▶ [TASK INPUT]
━━━━━━━━━━━━━━━━━━━━
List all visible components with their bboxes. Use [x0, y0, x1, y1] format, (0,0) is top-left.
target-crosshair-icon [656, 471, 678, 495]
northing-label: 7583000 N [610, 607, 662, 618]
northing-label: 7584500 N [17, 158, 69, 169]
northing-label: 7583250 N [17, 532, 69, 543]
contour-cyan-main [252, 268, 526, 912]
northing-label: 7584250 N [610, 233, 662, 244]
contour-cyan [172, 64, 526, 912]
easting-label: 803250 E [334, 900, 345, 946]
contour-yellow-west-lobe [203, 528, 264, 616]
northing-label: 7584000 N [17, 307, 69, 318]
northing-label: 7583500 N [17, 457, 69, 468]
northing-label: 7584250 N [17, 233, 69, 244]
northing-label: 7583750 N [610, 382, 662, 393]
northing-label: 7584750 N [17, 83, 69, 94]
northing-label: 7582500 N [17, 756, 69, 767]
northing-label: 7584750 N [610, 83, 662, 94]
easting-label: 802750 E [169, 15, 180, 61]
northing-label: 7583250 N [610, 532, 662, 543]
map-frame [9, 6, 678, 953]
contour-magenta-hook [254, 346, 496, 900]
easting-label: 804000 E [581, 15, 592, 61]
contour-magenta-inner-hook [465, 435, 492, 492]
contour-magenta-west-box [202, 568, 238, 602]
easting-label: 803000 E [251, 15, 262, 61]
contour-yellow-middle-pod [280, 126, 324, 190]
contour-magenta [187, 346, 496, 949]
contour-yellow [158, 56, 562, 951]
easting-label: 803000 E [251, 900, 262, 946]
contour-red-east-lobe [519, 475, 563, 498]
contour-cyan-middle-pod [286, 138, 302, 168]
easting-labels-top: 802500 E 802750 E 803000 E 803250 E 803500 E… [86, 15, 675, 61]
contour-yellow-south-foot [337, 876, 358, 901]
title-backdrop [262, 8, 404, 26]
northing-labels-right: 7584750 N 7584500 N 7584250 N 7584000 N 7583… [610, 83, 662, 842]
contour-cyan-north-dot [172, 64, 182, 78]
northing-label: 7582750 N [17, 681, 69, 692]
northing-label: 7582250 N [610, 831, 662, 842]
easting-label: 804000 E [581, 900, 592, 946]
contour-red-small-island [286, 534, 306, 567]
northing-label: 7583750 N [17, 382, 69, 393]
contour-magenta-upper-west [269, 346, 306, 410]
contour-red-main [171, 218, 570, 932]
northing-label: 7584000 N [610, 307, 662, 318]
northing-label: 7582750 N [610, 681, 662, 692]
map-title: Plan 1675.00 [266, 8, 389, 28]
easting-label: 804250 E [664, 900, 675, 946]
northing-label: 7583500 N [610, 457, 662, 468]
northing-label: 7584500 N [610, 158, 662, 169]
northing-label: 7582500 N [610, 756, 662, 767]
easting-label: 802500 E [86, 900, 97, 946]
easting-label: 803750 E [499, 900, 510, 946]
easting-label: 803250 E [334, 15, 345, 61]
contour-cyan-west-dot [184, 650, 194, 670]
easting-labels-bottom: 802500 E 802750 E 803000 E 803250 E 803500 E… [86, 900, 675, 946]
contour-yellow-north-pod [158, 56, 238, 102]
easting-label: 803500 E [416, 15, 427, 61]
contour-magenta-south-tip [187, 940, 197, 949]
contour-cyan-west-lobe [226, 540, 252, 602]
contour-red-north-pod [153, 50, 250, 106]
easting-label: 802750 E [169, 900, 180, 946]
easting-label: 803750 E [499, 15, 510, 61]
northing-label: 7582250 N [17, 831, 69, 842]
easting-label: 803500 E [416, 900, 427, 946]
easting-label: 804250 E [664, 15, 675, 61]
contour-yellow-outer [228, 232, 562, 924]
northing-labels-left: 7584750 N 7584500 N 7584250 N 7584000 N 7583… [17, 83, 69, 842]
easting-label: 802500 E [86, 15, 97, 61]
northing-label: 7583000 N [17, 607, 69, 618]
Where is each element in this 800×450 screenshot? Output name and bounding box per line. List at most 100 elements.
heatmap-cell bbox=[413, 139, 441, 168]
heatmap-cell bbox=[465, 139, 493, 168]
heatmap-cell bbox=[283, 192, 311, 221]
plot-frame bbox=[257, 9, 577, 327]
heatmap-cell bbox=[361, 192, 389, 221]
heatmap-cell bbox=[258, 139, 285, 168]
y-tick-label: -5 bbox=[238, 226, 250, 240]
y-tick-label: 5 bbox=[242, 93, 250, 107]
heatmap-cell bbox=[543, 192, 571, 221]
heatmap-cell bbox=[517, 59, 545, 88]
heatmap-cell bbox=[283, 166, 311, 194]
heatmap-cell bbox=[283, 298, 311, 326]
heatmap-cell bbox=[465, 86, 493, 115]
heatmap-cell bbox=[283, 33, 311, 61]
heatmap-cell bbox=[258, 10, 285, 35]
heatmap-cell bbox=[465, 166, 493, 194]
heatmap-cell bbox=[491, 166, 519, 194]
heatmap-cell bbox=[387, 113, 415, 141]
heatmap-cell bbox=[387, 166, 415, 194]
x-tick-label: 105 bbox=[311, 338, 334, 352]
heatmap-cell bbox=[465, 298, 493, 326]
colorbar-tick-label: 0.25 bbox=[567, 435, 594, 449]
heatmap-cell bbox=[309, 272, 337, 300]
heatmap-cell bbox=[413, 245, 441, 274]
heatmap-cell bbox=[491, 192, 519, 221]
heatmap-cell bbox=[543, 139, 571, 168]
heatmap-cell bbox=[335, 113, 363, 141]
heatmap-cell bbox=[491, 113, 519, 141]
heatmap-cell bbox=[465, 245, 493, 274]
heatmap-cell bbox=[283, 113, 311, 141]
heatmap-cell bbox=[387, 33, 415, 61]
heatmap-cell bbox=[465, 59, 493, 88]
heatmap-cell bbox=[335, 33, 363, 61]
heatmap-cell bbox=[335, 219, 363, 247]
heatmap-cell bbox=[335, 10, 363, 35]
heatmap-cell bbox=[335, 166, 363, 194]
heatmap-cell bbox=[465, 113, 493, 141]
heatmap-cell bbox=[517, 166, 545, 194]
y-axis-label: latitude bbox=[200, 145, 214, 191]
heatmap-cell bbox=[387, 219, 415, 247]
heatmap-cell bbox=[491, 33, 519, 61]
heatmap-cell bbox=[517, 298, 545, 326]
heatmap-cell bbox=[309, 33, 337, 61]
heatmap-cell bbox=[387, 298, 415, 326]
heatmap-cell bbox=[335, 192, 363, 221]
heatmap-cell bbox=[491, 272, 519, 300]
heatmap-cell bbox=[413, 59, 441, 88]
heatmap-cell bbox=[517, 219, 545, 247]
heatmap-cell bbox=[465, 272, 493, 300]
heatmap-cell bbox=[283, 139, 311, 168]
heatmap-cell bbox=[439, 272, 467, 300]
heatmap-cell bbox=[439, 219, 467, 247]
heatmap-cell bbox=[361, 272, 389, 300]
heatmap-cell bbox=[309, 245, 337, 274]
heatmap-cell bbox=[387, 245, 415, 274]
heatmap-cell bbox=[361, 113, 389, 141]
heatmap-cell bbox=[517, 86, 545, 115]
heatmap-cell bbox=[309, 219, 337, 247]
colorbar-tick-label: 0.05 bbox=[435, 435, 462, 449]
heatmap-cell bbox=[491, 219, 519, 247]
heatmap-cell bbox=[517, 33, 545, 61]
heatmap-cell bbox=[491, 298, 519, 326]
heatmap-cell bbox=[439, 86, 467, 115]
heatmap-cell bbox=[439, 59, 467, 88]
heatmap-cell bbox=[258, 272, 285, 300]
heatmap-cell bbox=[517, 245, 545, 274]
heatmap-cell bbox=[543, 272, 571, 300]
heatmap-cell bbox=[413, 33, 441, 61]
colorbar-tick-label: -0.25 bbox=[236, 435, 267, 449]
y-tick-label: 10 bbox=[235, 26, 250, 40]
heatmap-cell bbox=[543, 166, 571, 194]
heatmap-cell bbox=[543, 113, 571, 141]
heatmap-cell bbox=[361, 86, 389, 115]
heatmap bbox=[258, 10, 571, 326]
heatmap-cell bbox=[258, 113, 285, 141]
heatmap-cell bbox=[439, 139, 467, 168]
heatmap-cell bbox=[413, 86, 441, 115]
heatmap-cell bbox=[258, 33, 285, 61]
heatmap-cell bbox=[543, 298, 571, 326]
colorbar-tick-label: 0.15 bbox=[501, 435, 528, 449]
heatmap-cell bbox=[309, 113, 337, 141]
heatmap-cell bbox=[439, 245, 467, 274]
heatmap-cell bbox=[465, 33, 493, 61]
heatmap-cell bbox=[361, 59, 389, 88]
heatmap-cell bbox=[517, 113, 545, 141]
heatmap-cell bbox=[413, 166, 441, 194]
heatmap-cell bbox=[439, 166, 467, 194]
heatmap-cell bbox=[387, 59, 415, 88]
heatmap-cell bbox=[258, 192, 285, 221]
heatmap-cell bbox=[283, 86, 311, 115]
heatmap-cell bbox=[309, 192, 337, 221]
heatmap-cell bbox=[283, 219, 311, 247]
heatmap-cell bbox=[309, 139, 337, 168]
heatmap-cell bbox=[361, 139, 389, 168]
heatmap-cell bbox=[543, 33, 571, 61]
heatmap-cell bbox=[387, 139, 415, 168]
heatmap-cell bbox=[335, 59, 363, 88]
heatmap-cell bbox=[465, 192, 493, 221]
━━━━━━━━━━━━━━━━━━━━
▶ [WRITTEN PROBLEM] Reproduce word for word the rows from the first one down to and including the line that contains "northing-label: 7584750 N [610, 83, 662, 94]".

▶ [RESULT]
List all visible components with their bboxes. Use [x0, y0, x1, y1] format, (0,0) is top-left.
target-crosshair-icon [656, 471, 678, 495]
northing-label: 7583000 N [610, 607, 662, 618]
northing-label: 7584500 N [17, 158, 69, 169]
northing-label: 7583250 N [17, 532, 69, 543]
contour-cyan-main [252, 268, 526, 912]
northing-label: 7584250 N [610, 233, 662, 244]
contour-cyan [172, 64, 526, 912]
easting-label: 803250 E [334, 900, 345, 946]
contour-yellow-west-lobe [203, 528, 264, 616]
northing-label: 7584000 N [17, 307, 69, 318]
northing-label: 7583500 N [17, 457, 69, 468]
northing-label: 7584250 N [17, 233, 69, 244]
northing-label: 7583750 N [610, 382, 662, 393]
northing-label: 7584750 N [17, 83, 69, 94]
northing-label: 7582500 N [17, 756, 69, 767]
northing-label: 7584750 N [610, 83, 662, 94]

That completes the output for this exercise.